**Exercise objective:**
Write out every record below exactly as it appears.

%%

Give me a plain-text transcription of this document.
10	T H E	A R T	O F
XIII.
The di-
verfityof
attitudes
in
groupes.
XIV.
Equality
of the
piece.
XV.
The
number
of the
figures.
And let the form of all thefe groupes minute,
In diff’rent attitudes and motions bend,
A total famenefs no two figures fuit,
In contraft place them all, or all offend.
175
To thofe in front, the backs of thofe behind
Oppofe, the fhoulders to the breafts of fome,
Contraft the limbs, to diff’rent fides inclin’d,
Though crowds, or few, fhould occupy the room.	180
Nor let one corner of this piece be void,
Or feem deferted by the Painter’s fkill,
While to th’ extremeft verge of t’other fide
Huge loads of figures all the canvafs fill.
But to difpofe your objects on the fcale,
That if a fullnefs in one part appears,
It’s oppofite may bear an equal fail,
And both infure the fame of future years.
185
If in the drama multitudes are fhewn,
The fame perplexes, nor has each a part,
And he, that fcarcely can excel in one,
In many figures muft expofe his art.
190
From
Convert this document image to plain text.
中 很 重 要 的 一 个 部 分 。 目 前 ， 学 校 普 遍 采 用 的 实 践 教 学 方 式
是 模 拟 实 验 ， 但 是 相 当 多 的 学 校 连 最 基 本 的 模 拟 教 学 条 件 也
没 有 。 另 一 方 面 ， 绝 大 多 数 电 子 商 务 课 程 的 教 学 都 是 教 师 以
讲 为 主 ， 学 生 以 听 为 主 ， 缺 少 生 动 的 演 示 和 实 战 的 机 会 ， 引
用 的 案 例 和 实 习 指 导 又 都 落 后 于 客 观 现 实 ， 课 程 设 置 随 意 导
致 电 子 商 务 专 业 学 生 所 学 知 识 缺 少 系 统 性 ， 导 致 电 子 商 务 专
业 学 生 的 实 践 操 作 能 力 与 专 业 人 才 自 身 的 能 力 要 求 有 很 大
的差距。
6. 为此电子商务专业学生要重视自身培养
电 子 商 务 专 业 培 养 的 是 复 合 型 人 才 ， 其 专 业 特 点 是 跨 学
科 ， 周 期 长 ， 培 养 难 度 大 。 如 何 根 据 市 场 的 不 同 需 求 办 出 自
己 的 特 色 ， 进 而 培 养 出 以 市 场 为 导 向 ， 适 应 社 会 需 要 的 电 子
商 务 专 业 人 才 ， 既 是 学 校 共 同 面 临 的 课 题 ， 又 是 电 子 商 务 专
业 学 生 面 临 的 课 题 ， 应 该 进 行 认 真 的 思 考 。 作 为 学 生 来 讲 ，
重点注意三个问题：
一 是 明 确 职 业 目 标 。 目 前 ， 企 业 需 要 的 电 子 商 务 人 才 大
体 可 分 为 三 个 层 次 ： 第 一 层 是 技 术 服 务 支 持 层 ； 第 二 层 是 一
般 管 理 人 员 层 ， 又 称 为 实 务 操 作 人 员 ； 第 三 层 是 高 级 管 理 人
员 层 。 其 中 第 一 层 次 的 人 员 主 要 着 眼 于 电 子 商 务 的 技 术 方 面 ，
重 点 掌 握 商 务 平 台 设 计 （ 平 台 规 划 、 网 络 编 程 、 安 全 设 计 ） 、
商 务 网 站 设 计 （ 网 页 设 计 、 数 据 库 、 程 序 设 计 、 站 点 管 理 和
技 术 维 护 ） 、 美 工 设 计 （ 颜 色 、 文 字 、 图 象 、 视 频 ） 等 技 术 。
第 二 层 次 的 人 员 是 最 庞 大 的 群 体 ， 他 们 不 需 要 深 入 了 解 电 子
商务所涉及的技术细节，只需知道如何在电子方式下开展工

%%

**Result of the exercise:**
Give me a plain-text transcription of this document.
10	T H E	A R T	O F
XIII.
The di-
verfityof
attitudes
in
groupes.
XIV.
Equality
of the
piece.
XV.
The
number
of the
figures.
And let the form of all thefe groupes minute,
In diff’rent attitudes and motions bend,
A total famenefs no two figures fuit,
In contraft place them all, or all offend.
175
To thofe in front, the backs of thofe behind
Oppofe, the fhoulders to the breafts of fome,
Contraft the limbs, to diff’rent fides inclin’d,
Though crowds, or few, fhould occupy the room.	180
Nor let one corner of this piece be void,
Or feem deferted by the Painter’s fkill,
While to th’ extremeft verge of t’other fide
Huge loads of figures all the canvafs fill.
But to difpofe your objects on the fcale,
That if a fullnefs in one part appears,
It’s oppofite may bear an equal fail,
And both infure the fame of future years.
185
If in the drama multitudes are fhewn,
The fame perplexes, nor has each a part,
And he, that fcarcely can excel in one,
In many figures muft expofe his art.
190
From
Convert this document image to plain text.
中 很 重 要 的 一 个 部 分 。 目 前 ， 学 校 普 遍 采 用 的 实 践 教 学 方 式
是 模 拟 实 验 ， 但 是 相 当 多 的 学 校 连 最 基 本 的 模 拟 教 学 条 件 也
没 有 。 另 一 方 面 ， 绝 大 多 数 电 子 商 务 课 程 的 教 学 都 是 教 师 以
讲 为 主 ， 学 生 以 听 为 主 ， 缺 少 生 动 的 演 示 和 实 战 的 机 会 ， 引
用 的 案 例 和 实 习 指 导 又 都 落 后 于 客 观 现 实 ， 课 程 设 置 随 意 导
致 电 子 商 务 专 业 学 生 所 学 知 识 缺 少 系 统 性 ， 导 致 电 子 商 务 专
业 学 生 的 实 践 操 作 能 力 与 专 业 人 才 自 身 的 能 力 要 求 有 很 大
的差距。
6. 为此电子商务专业学生要重视自身培养
电 子 商 务 专 业 培 养 的 是 复 合 型 人 才 ， 其 专 业 特 点 是 跨 学
科 ， 周 期 长 ， 培 养 难 度 大 。 如 何 根 据 市 场 的 不 同 需 求 办 出 自
己 的 特 色 ， 进 而 培 养 出 以 市 场 为 导 向 ， 适 应 社 会 需 要 的 电 子
商 务 专 业 人 才 ， 既 是 学 校 共 同 面 临 的 课 题 ， 又 是 电 子 商 务 专
业 学 生 面 临 的 课 题 ， 应 该 进 行 认 真 的 思 考 。 作 为 学 生 来 讲 ，
重点注意三个问题：
一 是 明 确 职 业 目 标 。 目 前 ， 企 业 需 要 的 电 子 商 务 人 才 大
体 可 分 为 三 个 层 次 ： 第 一 层 是 技 术 服 务 支 持 层 ； 第 二 层 是 一
般 管 理 人 员 层 ， 又 称 为 实 务 操 作 人 员 ； 第 三 层 是 高 级 管 理 人
员 层 。 其 中 第 一 层 次 的 人 员 主 要 着 眼 于 电 子 商 务 的 技 术 方 面 ，
重 点 掌 握 商 务 平 台 设 计 （ 平 台 规 划 、 网 络 编 程 、 安 全 设 计 ） 、
商 务 网 站 设 计 （ 网 页 设 计 、 数 据 库 、 程 序 设 计 、 站 点 管 理 和
技 术 维 护 ） 、 美 工 设 计 （ 颜 色 、 文 字 、 图 象 、 视 频 ） 等 技 术 。
第 二 层 次 的 人 员 是 最 庞 大 的 群 体 ， 他 们 不 需 要 深 入 了 解 电 子
商务所涉及的技术细节，只需知道如何在电子方式下开展工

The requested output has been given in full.